* **Supplied data**:

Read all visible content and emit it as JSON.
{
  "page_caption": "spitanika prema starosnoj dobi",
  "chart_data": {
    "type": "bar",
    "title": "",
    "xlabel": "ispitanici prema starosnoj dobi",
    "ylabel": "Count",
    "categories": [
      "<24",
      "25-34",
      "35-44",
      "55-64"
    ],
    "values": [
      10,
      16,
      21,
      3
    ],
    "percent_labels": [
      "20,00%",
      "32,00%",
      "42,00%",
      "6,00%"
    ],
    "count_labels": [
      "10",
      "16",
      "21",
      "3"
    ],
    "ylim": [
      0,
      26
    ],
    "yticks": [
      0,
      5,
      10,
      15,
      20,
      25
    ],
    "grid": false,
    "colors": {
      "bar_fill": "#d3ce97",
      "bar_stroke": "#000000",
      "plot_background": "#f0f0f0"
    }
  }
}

* **What is asked**:
Counting only lines of the data above that hold "starosnoj", report the total and nothing else.

* **Solution**:
2